● Exercise
Write out the records again, exactly, leaving none out.

■ ■ ■ ■ ■ ■ ■

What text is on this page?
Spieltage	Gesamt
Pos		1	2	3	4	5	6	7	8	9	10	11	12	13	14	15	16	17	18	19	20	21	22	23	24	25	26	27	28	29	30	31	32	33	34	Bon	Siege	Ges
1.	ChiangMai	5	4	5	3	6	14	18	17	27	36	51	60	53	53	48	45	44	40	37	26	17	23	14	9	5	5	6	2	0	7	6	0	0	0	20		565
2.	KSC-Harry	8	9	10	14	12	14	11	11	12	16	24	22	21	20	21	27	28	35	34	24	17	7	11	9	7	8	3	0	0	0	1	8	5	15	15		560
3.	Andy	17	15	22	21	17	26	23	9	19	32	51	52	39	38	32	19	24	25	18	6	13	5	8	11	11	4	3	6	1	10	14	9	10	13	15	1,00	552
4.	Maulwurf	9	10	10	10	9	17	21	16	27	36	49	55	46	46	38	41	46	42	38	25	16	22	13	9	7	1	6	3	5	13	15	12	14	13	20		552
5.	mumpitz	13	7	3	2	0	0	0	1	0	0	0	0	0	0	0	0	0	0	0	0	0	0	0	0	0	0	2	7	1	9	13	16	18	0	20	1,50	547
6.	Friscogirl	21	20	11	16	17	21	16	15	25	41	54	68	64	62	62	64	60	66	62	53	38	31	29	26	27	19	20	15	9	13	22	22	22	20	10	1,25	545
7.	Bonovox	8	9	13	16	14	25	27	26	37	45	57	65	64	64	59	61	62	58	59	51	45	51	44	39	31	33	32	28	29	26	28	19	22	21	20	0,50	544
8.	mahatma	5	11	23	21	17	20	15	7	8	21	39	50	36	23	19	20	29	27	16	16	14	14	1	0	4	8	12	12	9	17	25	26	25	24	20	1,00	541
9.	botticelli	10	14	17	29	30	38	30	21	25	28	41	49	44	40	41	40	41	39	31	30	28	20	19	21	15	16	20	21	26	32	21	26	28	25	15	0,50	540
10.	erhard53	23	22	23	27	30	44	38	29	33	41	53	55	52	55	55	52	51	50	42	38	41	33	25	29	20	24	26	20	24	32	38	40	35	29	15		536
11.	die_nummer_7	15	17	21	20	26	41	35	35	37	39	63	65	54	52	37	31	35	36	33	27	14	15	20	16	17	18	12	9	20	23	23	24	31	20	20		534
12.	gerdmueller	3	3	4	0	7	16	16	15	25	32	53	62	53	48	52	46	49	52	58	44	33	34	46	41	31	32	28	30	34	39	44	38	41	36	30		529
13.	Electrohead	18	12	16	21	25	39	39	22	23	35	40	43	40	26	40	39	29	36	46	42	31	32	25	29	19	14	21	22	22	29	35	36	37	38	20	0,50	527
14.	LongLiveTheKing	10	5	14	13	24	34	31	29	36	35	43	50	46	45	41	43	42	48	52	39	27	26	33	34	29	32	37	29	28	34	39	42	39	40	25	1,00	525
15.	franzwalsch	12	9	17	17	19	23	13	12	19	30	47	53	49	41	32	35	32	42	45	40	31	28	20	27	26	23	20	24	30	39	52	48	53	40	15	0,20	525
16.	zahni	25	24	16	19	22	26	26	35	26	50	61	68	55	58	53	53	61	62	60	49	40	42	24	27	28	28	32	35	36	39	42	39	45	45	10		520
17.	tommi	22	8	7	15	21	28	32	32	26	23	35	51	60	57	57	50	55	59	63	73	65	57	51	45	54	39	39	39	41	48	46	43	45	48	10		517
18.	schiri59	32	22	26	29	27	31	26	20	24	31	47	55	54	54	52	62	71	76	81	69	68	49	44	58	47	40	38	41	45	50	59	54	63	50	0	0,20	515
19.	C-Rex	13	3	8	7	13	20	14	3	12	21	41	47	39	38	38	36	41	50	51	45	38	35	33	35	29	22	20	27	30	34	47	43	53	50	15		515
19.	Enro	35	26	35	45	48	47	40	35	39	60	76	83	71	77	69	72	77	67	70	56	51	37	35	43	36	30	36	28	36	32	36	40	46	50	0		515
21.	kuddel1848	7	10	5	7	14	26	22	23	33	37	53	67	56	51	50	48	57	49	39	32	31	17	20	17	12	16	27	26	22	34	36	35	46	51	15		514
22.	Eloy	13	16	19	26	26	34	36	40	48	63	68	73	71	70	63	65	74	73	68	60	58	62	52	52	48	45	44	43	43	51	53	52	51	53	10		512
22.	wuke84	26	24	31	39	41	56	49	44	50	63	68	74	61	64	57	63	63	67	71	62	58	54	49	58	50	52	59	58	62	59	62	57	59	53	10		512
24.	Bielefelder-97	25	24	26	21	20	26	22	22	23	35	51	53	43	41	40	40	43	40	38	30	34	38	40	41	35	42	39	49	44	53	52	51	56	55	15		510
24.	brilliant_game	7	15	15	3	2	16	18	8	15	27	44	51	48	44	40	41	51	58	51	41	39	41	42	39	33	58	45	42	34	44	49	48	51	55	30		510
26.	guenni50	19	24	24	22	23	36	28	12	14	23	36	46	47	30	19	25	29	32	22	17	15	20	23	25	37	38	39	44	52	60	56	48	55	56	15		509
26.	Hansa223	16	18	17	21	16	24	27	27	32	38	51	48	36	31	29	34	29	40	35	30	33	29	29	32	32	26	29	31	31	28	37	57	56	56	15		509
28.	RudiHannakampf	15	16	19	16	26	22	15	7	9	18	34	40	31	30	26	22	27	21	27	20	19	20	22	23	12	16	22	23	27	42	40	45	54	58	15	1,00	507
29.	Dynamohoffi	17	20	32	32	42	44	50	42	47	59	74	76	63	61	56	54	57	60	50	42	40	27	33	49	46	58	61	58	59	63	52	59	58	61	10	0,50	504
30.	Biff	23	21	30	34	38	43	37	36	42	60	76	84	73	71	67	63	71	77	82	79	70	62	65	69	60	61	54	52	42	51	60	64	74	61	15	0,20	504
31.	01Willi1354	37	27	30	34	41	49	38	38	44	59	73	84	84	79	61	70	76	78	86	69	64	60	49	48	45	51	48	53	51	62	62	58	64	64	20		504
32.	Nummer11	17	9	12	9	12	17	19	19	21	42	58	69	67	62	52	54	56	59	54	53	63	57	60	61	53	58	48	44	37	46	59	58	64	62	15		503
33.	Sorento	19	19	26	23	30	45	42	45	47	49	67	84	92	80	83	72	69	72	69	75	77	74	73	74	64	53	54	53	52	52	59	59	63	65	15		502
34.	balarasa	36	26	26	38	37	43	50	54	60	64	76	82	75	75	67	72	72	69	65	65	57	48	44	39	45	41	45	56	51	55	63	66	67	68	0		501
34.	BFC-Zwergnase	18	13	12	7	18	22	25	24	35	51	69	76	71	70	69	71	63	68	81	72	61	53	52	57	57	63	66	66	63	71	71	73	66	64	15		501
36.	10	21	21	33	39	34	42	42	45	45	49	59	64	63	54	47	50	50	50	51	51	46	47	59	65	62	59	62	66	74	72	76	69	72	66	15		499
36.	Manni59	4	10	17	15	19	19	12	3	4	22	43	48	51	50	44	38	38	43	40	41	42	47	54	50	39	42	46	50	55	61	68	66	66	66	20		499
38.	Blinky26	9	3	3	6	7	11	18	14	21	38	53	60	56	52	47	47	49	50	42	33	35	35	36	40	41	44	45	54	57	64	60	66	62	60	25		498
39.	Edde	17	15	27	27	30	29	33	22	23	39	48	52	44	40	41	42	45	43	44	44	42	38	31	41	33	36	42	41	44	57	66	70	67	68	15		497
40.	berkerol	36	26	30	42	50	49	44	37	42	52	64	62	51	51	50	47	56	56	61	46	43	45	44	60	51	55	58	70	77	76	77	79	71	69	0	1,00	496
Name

■ ■ ■ ■ ■ ■ ■

● Answer
What text is on this page?
Spieltage	Gesamt
Pos		1	2	3	4	5	6	7	8	9	10	11	12	13	14	15	16	17	18	19	20	21	22	23	24	25	26	27	28	29	30	31	32	33	34	Bon	Siege	Ges
1.	ChiangMai	5	4	5	3	6	14	18	17	27	36	51	60	53	53	48	45	44	40	37	26	17	23	14	9	5	5	6	2	0	7	6	0	0	0	20		565
2.	KSC-Harry	8	9	10	14	12	14	11	11	12	16	24	22	21	20	21	27	28	35	34	24	17	7	11	9	7	8	3	0	0	0	1	8	5	15	15		560
3.	Andy	17	15	22	21	17	26	23	9	19	32	51	52	39	38	32	19	24	25	18	6	13	5	8	11	11	4	3	6	1	10	14	9	10	13	15	1,00	552
4.	Maulwurf	9	10	10	10	9	17	21	16	27	36	49	55	46	46	38	41	46	42	38	25	16	22	13	9	7	1	6	3	5	13	15	12	14	13	20		552
5.	mumpitz	13	7	3	2	0	0	0	1	0	0	0	0	0	0	0	0	0	0	0	0	0	0	0	0	0	0	2	7	1	9	13	16	18	0	20	1,50	547
6.	Friscogirl	21	20	11	16	17	21	16	15	25	41	54	68	64	62	62	64	60	66	62	53	38	31	29	26	27	19	20	15	9	13	22	22	22	20	10	1,25	545
7.	Bonovox	8	9	13	16	14	25	27	26	37	45	57	65	64	64	59	61	62	58	59	51	45	51	44	39	31	33	32	28	29	26	28	19	22	21	20	0,50	544
8.	mahatma	5	11	23	21	17	20	15	7	8	21	39	50	36	23	19	20	29	27	16	16	14	14	1	0	4	8	12	12	9	17	25	26	25	24	20	1,00	541
9.	botticelli	10	14	17	29	30	38	30	21	25	28	41	49	44	40	41	40	41	39	31	30	28	20	19	21	15	16	20	21	26	32	21	26	28	25	15	0,50	540
10.	erhard53	23	22	23	27	30	44	38	29	33	41	53	55	52	55	55	52	51	50	42	38	41	33	25	29	20	24	26	20	24	32	38	40	35	29	15		536
11.	die_nummer_7	15	17	21	20	26	41	35	35	37	39	63	65	54	52	37	31	35	36	33	27	14	15	20	16	17	18	12	9	20	23	23	24	31	20	20		534
12.	gerdmueller	3	3	4	0	7	16	16	15	25	32	53	62	53	48	52	46	49	52	58	44	33	34	46	41	31	32	28	30	34	39	44	38	41	36	30		529
13.	Electrohead	18	12	16	21	25	39	39	22	23	35	40	43	40	26	40	39	29	36	46	42	31	32	25	29	19	14	21	22	22	29	35	36	37	38	20	0,50	527
14.	LongLiveTheKing	10	5	14	13	24	34	31	29	36	35	43	50	46	45	41	43	42	48	52	39	27	26	33	34	29	32	37	29	28	34	39	42	39	40	25	1,00	525
15.	franzwalsch	12	9	17	17	19	23	13	12	19	30	47	53	49	41	32	35	32	42	45	40	31	28	20	27	26	23	20	24	30	39	52	48	53	40	15	0,20	525
16.	zahni	25	24	16	19	22	26	26	35	26	50	61	68	55	58	53	53	61	62	60	49	40	42	24	27	28	28	32	35	36	39	42	39	45	45	10		520
17.	tommi	22	8	7	15	21	28	32	32	26	23	35	51	60	57	57	50	55	59	63	73	65	57	51	45	54	39	39	39	41	48	46	43	45	48	10		517
18.	schiri59	32	22	26	29	27	31	26	20	24	31	47	55	54	54	52	62	71	76	81	69	68	49	44	58	47	40	38	41	45	50	59	54	63	50	0	0,20	515
19.	C-Rex	13	3	8	7	13	20	14	3	12	21	41	47	39	38	38	36	41	50	51	45	38	35	33	35	29	22	20	27	30	34	47	43	53	50	15		515
19.	Enro	35	26	35	45	48	47	40	35	39	60	76	83	71	77	69	72	77	67	70	56	51	37	35	43	36	30	36	28	36	32	36	40	46	50	0		515
21.	kuddel1848	7	10	5	7	14	26	22	23	33	37	53	67	56	51	50	48	57	49	39	32	31	17	20	17	12	16	27	26	22	34	36	35	46	51	15		514
22.	Eloy	13	16	19	26	26	34	36	40	48	63	68	73	71	70	63	65	74	73	68	60	58	62	52	52	48	45	44	43	43	51	53	52	51	53	10		512
22.	wuke84	26	24	31	39	41	56	49	44	50	63	68	74	61	64	57	63	63	67	71	62	58	54	49	58	50	52	59	58	62	59	62	57	59	53	10		512
24.	Bielefelder-97	25	24	26	21	20	26	22	22	23	35	51	53	43	41	40	40	43	40	38	30	34	38	40	41	35	42	39	49	44	53	52	51	56	55	15		510
24.	brilliant_game	7	15	15	3	2	16	18	8	15	27	44	51	48	44	40	41	51	58	51	41	39	41	42	39	33	58	45	42	34	44	49	48	51	55	30		510
26.	guenni50	19	24	24	22	23	36	28	12	14	23	36	46	47	30	19	25	29	32	22	17	15	20	23	25	37	38	39	44	52	60	56	48	55	56	15		509
26.	Hansa223	16	18	17	21	16	24	27	27	32	38	51	48	36	31	29	34	29	40	35	30	33	29	29	32	32	26	29	31	31	28	37	57	56	56	15		509
28.	RudiHannakampf	15	16	19	16	26	22	15	7	9	18	34	40	31	30	26	22	27	21	27	20	19	20	22	23	12	16	22	23	27	42	40	45	54	58	15	1,00	507
29.	Dynamohoffi	17	20	32	32	42	44	50	42	47	59	74	76	63	61	56	54	57	60	50	42	40	27	33	49	46	58	61	58	59	63	52	59	58	61	10	0,50	504
30.	Biff	23	21	30	34	38	43	37	36	42	60	76	84	73	71	67	63	71	77	82	79	70	62	65	69	60	61	54	52	42	51	60	64	74	61	15	0,20	504
31.	01Willi1354	37	27	30	34	41	49	38	38	44	59	73	84	84	79	61	70	76	78	86	69	64	60	49	48	45	51	48	53	51	62	62	58	64	64	20		504
32.	Nummer11	17	9	12	9	12	17	19	19	21	42	58	69	67	62	52	54	56	59	54	53	63	57	60	61	53	58	48	44	37	46	59	58	64	62	15		503
33.	Sorento	19	19	26	23	30	45	42	45	47	49	67	84	92	80	83	72	69	72	69	75	77	74	73	74	64	53	54	53	52	52	59	59	63	65	15		502
34.	balarasa	36	26	26	38	37	43	50	54	60	64	76	82	75	75	67	72	72	69	65	65	57	48	44	39	45	41	45	56	51	55	63	66	67	68	0		501
34.	BFC-Zwergnase	18	13	12	7	18	22	25	24	35	51	69	76	71	70	69	71	63	68	81	72	61	53	52	57	57	63	66	66	63	71	71	73	66	64	15		501
36.	10	21	21	33	39	34	42	42	45	45	49	59	64	63	54	47	50	50	50	51	51	46	47	59	65	62	59	62	66	74	72	76	69	72	66	15		499
36.	Manni59	4	10	17	15	19	19	12	3	4	22	43	48	51	50	44	38	38	43	40	41	42	47	54	50	39	42	46	50	55	61	68	66	66	66	20		499
38.	Blinky26	9	3	3	6	7	11	18	14	21	38	53	60	56	52	47	47	49	50	42	33	35	35	36	40	41	44	45	54	57	64	60	66	62	60	25		498
39.	Edde	17	15	27	27	30	29	33	22	23	39	48	52	44	40	41	42	45	43	44	44	42	38	31	41	33	36	42	41	44	57	66	70	67	68	15		497
40.	berkerol	36	26	30	42	50	49	44	37	42	52	64	62	51	51	50	47	56	56	61	46	43	45	44	60	51	55	58	70	77	76	77	79	71	69	0	1,00	496
Name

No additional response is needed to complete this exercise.